#### Dataset records:
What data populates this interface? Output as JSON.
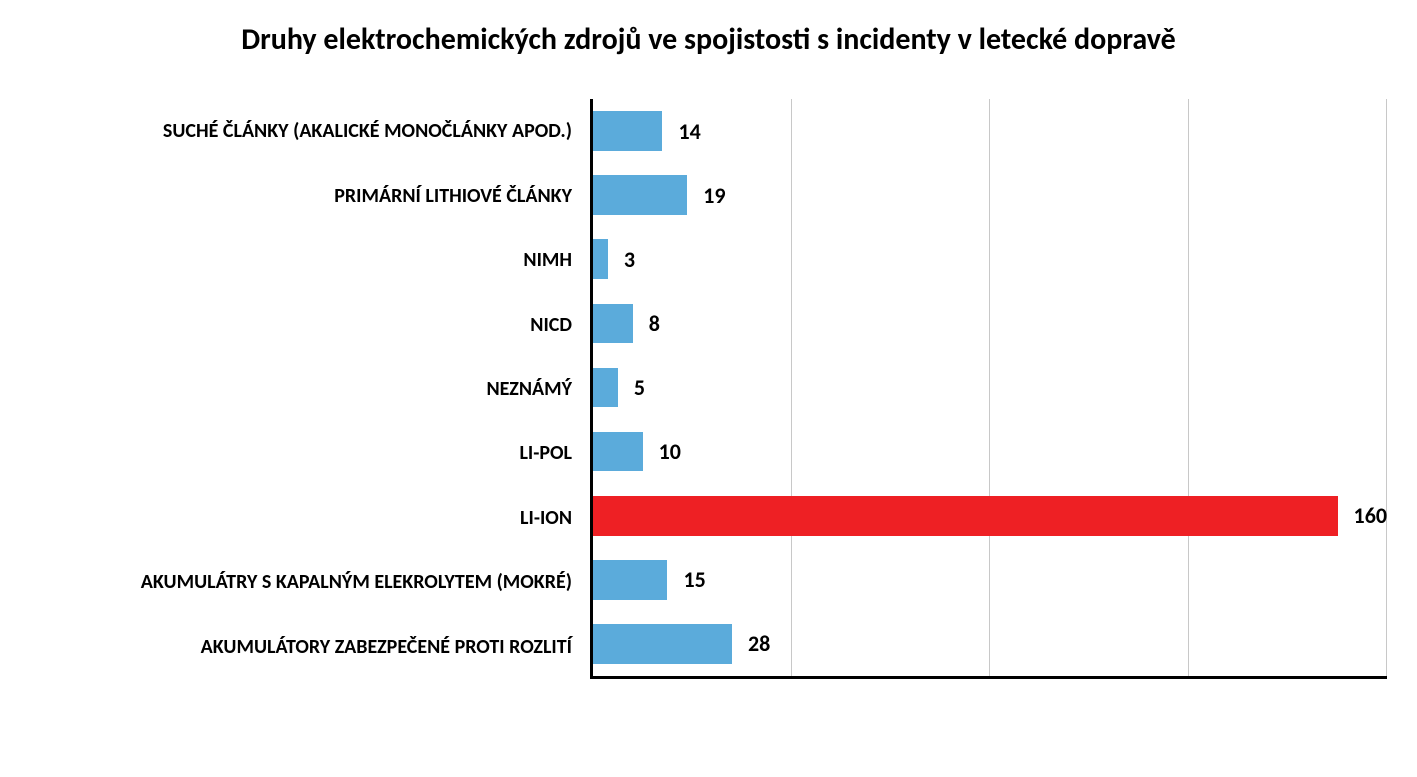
{
  "chart": {
    "type": "horizontal-bar",
    "title": "Druhy elektrochemických zdrojů ve spojistosti s incidenty v letecké dopravě",
    "title_fontsize": 30,
    "title_fontweight": "bold",
    "title_color": "#000000",
    "background_color": "#ffffff",
    "axis_color": "#000000",
    "grid_color": "#c8c8c8",
    "grid_segments": 4,
    "xlim_max": 160,
    "bar_height_pct": 62,
    "label_fontsize": 20,
    "label_fontweight": "bold",
    "label_color": "#000000",
    "value_fontsize": 22,
    "value_fontweight": "bold",
    "value_color": "#000000",
    "default_bar_color": "#5babdb",
    "highlight_bar_color": "#ee2024",
    "categories": [
      {
        "label": "SUCHÉ ČLÁNKY (AKALICKÉ MONOČLÁNKY APOD.)",
        "value": 14,
        "color": "#5babdb"
      },
      {
        "label": "PRIMÁRNÍ LITHIOVÉ ČLÁNKY",
        "value": 19,
        "color": "#5babdb"
      },
      {
        "label": "NIMH",
        "value": 3,
        "color": "#5babdb"
      },
      {
        "label": "NICD",
        "value": 8,
        "color": "#5babdb"
      },
      {
        "label": "NEZNÁMÝ",
        "value": 5,
        "color": "#5babdb"
      },
      {
        "label": "LI-POL",
        "value": 10,
        "color": "#5babdb"
      },
      {
        "label": "LI-ION",
        "value": 160,
        "color": "#ee2024"
      },
      {
        "label": "AKUMULÁTRY S KAPALNÝM ELEKROLYTEM (MOKRÉ)",
        "value": 15,
        "color": "#5babdb"
      },
      {
        "label": "AKUMULÁTORY ZABEZPEČENÉ PROTI ROZLITÍ",
        "value": 28,
        "color": "#5babdb"
      }
    ]
  }
}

#### Prompt:
From the entries above, copy each line holding "bold".

#### Finished task:
    "title_fontweight": "bold",
    "label_fontweight": "bold",
    "value_fontweight": "bold",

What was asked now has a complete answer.